» 文書抜粋:
╭──

DAISHI:僕らはこんな格好をしていますし、まだまだですけど、姫路時代からそういう教えを受けてきたんです。姫路バンドの多くは音がしっかりしていたので。

RYUICHI:そういう経験は大事だよね。

DAISHI:はい。いくら見た目が派手でも、ちゃんと音楽をやらないとダメ、と教えてくれた地元のライヴハウスの店長とかには本当に感謝ですね。叱られて、すごく練習した記憶があります。まず、歌は言葉がハッキリ聴こえることが大切とか。

RYUICHI:Psycho le Cémuはもう結成20年以上?

DAISHI:はい、今年で22年になります。

RYUICHI:長いですね。俺たちより10年ぐらい若くても、もうベテランですよ。表現の方向性やヴィジュアルの打ち出し方、音楽のあり方が少しずつ変化しても、やっぱり音楽好きっていうのが根っこにあって、だからこそ支持され続けているんだと僕は思いますけどね。ライヴを観て“えっ? これだったら観ないほうがよかった”となってしまったら、続かなかったと思うんですよ。

DAISHI:続けたくても、できない状況に陥ってしまいますよね。

RYUICHI:僕らの時代もそうだけど、特にヴィジュアル系と呼ばれるシーンはライヴハウスで対バンという形がメインだったでしょ。今でこそ大型音楽フェスがいっぱい存在しているけど、そこで問われるのもやはり実力ですよね。つまり、闘いに勝ち続けるということ。例えば海外アーティストが<SUMMER SONIC>や<FUJI ROCK FESTIVAL>に出演すると、ファンの皆さんは「あのバンド、ライヴは大したことなかったね」とか「やっぱあのバンドすごいわ」とか、そういう話を絶対にするじゃないですか。パフォーマンスやそこで出す音が肝になるし、そこでの評価が活動を支えるんだと思います。

╰──

» 提供情報:
╭──

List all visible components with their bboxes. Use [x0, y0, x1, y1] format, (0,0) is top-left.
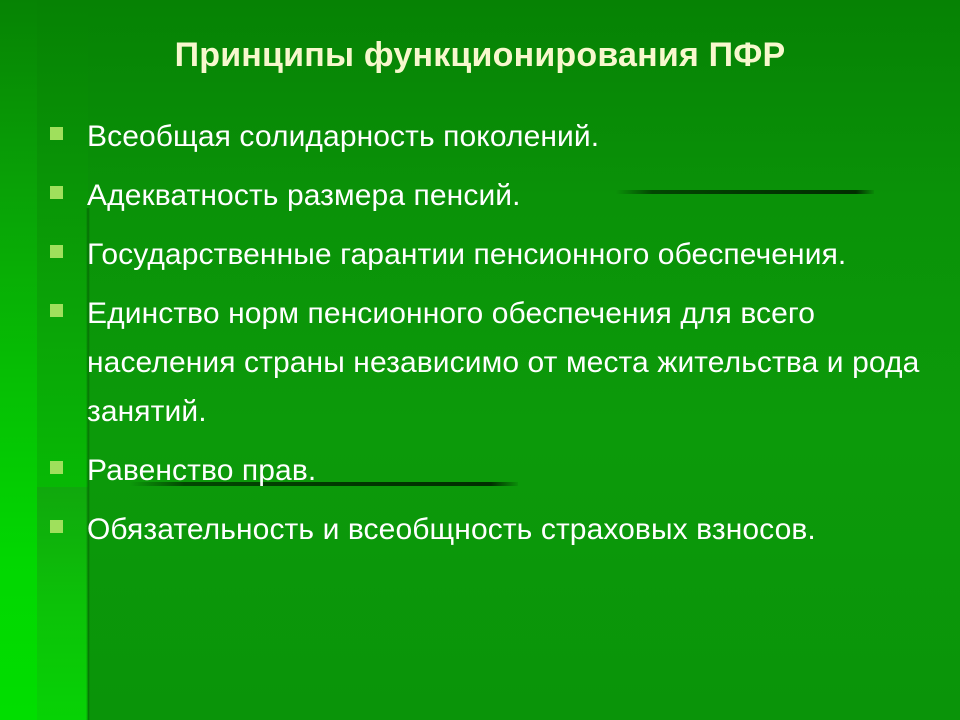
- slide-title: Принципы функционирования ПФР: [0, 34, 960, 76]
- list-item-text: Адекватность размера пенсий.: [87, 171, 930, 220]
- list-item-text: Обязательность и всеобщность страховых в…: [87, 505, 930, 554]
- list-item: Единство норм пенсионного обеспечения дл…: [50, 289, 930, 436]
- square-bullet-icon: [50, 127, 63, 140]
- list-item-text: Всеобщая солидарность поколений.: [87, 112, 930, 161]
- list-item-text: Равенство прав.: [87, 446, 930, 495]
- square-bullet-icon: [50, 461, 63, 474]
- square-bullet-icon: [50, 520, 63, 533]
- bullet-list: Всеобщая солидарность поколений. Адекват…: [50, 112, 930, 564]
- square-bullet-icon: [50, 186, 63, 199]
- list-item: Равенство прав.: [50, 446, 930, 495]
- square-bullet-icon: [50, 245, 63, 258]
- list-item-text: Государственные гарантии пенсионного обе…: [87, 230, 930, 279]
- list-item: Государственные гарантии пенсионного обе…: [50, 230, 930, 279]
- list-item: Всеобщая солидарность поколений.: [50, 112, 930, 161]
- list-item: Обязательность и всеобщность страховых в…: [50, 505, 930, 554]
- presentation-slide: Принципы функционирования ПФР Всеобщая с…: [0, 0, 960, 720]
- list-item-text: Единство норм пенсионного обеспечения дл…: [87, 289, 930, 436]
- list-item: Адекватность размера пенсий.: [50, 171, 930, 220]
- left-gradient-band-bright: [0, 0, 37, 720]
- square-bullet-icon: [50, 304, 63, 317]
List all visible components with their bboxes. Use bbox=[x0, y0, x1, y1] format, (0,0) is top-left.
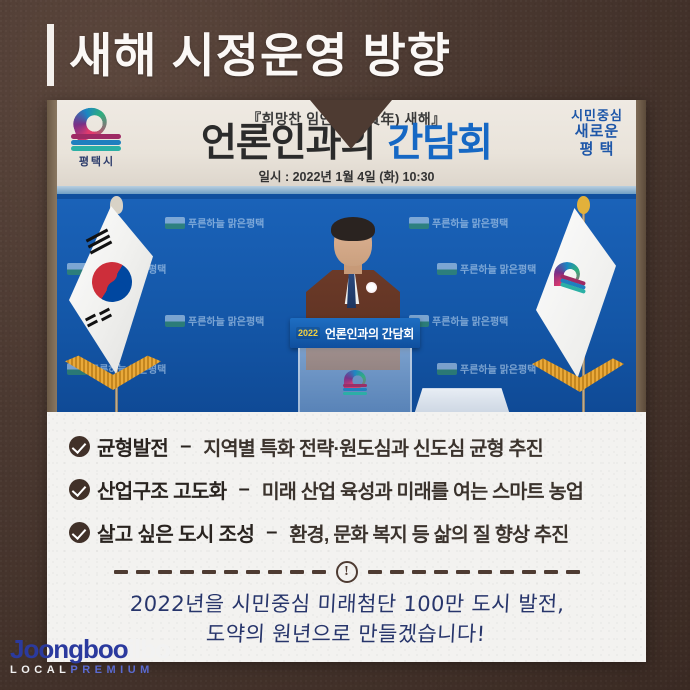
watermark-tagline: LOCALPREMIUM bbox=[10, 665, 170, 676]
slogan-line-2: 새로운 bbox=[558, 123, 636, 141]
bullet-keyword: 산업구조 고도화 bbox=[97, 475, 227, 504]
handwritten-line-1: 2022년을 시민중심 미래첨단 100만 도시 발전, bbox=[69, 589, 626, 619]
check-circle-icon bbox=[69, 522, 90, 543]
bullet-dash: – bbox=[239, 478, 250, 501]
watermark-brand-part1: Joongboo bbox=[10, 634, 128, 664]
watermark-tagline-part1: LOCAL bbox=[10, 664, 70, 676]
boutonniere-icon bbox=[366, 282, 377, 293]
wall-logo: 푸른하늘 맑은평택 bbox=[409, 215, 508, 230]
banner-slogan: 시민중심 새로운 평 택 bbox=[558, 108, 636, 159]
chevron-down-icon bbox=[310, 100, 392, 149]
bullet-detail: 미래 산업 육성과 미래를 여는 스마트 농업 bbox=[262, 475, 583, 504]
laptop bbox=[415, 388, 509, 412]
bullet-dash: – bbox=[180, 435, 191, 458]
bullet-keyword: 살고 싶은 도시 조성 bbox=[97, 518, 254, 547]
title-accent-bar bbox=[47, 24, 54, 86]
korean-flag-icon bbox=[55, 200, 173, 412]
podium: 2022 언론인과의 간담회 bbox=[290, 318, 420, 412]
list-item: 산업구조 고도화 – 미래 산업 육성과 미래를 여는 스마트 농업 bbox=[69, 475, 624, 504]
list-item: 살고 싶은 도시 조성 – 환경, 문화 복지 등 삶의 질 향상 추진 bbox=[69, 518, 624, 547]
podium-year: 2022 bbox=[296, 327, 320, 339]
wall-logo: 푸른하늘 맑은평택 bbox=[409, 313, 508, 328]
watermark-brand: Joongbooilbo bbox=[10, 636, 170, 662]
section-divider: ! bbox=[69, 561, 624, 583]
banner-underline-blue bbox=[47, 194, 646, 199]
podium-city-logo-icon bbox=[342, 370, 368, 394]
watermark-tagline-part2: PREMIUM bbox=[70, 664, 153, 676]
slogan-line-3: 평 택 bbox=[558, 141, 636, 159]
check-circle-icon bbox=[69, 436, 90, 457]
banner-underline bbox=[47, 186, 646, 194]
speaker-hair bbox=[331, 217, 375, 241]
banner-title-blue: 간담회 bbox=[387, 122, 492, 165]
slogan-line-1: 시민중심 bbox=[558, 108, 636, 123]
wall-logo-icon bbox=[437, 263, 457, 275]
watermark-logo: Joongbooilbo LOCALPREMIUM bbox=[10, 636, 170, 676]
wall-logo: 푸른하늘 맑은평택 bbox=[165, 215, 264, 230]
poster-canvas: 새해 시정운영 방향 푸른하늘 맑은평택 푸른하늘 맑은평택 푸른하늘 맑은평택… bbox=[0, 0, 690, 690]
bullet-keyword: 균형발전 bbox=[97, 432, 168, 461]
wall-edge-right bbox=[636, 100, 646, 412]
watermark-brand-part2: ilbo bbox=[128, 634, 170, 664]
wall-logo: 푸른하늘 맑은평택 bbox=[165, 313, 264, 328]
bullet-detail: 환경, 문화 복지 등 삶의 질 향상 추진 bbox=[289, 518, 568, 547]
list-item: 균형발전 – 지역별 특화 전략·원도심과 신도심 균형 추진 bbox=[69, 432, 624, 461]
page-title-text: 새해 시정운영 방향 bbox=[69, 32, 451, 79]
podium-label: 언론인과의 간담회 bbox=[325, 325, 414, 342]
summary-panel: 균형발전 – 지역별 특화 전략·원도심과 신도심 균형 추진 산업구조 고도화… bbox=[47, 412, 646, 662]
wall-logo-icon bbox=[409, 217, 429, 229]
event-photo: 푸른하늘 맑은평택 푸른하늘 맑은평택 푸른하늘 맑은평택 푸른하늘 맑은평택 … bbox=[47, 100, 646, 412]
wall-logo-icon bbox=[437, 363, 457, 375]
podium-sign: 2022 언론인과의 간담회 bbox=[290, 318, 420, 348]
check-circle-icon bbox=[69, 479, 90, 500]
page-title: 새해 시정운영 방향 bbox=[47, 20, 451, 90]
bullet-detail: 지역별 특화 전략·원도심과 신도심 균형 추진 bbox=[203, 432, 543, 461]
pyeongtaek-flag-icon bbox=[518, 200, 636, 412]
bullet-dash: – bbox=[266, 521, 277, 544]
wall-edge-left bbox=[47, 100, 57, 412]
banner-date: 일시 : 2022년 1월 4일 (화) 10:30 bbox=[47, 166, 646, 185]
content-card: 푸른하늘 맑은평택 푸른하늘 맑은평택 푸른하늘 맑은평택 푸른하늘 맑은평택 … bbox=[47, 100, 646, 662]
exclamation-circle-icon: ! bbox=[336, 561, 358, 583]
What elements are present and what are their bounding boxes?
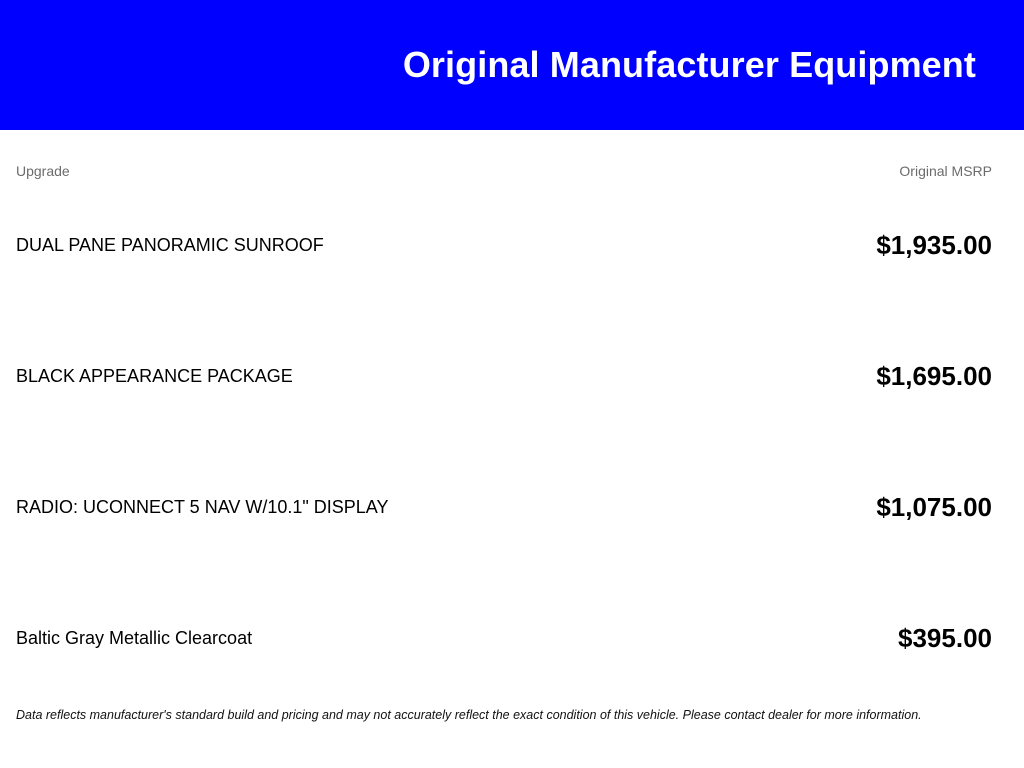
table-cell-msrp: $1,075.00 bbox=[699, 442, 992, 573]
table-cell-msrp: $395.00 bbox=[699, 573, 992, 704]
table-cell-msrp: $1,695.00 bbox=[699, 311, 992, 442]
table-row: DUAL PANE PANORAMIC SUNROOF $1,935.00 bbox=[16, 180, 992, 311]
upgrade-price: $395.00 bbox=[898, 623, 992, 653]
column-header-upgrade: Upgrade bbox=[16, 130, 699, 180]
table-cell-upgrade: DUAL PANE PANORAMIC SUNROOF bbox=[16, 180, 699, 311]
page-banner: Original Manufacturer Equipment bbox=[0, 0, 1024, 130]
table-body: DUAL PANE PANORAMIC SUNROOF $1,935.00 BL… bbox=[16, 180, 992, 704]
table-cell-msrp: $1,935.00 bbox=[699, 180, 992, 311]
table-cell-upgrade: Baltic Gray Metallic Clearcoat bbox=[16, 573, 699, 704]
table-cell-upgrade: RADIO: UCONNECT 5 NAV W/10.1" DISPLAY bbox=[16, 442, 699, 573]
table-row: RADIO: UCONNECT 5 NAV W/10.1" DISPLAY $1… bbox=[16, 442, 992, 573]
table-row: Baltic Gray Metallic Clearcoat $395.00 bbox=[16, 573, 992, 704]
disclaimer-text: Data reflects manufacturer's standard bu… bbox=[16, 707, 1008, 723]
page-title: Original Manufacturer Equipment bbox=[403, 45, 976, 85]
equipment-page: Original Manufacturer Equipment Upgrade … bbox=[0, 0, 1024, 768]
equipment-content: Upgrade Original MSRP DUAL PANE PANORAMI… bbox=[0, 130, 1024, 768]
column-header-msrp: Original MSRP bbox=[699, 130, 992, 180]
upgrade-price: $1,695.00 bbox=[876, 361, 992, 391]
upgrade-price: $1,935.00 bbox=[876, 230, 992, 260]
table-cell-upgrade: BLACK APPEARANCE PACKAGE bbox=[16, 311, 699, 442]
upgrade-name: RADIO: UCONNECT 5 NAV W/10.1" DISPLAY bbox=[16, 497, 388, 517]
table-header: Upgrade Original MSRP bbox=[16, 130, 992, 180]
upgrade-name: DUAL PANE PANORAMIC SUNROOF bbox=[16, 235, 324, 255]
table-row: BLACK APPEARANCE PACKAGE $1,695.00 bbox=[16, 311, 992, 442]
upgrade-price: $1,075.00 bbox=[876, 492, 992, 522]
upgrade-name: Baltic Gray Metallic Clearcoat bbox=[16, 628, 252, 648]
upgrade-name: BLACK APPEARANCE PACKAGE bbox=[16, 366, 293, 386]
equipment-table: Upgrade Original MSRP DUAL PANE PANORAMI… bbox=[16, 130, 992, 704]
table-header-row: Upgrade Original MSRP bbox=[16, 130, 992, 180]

╰──

» 依頼事項:
(A) この対談の要旨を2文でまとめてください。
(B) この対談から、「DAISHI:僕らはこんな格」で始まり「続かなかったと思うんですよ。」で終わる部分を一字一句違えずに引用してください。
記録はこの対談とは別個の資料です。

» 回答全文:
(A) DAISHIは、いくら見た目が派手でもちゃんと音楽をやらないとダメだという教えを姫路時代から地元のライヴハウスの店長らに受け、叱られてすごく練習したと語る。RYUICHIは、結成22年のPsycho le Cémuが支持され続けているのは根っこに音楽好きがあるからだとし、ライヴハウスの対バンでも大型音楽フェスでも問われるのは実力で、そこでの評価が活動を支えると述べる。

(B)
DAISHI:僕らはこんな格好をしていますし、まだまだですけど、姫路時代からそういう教えを受けてきたんです。姫路バンドの多くは音がしっかりしていたので。

RYUICHI:そういう経験は大事だよね。

DAISHI:はい。いくら見た目が派手でも、ちゃんと音楽をやらないとダメ、と教えてくれた地元のライヴハウスの店長とかには本当に感謝ですね。叱られて、すごく練習した記憶があります。まず、歌は言葉がハッキリ聴こえることが大切とか。

RYUICHI:Psycho le Cémuはもう結成20年以上?

DAISHI:はい、今年で22年になります。

RYUICHI:長いですね。俺たちより10年ぐらい若くても、もうベテランですよ。表現の方向性やヴィジュアルの打ち出し方、音楽のあり方が少しずつ変化しても、やっぱり音楽好きっていうのが根っこにあって、だからこそ支持され続けているんだと僕は思いますけどね。ライヴを観て“えっ? これだったら観ないほうがよかった”となってしまったら、続かなかったと思うんですよ。